Please give the count of lines holding the string "presenters" and nothing besides.

-- -- --

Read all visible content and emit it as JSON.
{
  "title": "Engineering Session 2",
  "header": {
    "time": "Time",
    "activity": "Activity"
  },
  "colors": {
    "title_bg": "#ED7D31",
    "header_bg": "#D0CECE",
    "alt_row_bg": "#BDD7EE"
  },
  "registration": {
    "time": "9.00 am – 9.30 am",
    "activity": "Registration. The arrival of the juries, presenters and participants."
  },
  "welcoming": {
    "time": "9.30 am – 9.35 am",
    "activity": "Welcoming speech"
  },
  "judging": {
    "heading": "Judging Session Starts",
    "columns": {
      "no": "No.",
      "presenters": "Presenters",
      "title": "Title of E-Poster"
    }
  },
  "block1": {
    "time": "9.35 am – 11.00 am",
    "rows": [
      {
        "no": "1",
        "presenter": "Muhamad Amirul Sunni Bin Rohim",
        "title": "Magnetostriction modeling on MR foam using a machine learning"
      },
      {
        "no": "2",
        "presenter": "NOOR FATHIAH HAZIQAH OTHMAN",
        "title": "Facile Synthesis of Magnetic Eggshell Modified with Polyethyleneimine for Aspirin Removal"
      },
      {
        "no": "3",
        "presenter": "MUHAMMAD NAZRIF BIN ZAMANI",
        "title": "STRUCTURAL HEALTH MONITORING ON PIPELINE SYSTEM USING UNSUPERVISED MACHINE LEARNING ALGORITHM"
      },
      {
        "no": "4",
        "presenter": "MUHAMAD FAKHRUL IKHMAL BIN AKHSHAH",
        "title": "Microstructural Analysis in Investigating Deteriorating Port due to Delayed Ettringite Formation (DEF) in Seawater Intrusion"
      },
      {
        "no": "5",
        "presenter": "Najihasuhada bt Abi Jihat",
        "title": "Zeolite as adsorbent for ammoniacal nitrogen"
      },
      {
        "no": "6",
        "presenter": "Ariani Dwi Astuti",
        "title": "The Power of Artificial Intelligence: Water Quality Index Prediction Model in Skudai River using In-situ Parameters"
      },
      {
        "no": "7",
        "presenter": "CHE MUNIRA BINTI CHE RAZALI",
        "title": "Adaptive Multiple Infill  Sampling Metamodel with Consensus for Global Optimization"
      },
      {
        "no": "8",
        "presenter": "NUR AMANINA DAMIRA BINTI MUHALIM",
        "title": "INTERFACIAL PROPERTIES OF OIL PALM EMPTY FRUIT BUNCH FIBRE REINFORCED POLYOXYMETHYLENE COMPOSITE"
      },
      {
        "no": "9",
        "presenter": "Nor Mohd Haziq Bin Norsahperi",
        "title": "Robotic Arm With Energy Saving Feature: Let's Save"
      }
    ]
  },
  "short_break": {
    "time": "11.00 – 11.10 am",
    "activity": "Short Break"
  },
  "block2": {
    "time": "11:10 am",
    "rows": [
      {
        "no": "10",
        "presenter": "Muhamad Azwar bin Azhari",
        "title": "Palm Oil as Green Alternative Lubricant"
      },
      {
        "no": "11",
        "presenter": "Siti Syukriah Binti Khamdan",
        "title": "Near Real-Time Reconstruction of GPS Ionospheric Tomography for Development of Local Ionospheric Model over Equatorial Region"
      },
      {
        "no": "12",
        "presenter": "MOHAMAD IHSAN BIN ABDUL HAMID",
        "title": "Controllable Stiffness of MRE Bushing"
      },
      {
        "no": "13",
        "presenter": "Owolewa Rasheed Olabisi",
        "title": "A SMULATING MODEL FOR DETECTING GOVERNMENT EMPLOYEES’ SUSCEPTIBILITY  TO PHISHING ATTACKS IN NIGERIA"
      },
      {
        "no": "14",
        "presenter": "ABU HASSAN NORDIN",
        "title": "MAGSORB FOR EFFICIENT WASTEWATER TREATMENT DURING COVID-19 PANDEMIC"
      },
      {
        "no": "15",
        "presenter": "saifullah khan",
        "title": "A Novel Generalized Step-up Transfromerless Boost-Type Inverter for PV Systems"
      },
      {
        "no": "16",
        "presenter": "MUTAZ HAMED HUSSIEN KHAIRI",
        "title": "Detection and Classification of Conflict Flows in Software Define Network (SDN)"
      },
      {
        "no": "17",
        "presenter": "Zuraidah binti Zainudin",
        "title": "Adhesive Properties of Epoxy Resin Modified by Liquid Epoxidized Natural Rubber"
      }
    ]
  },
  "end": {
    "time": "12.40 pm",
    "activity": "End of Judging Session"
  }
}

-- -- --

The solution: 2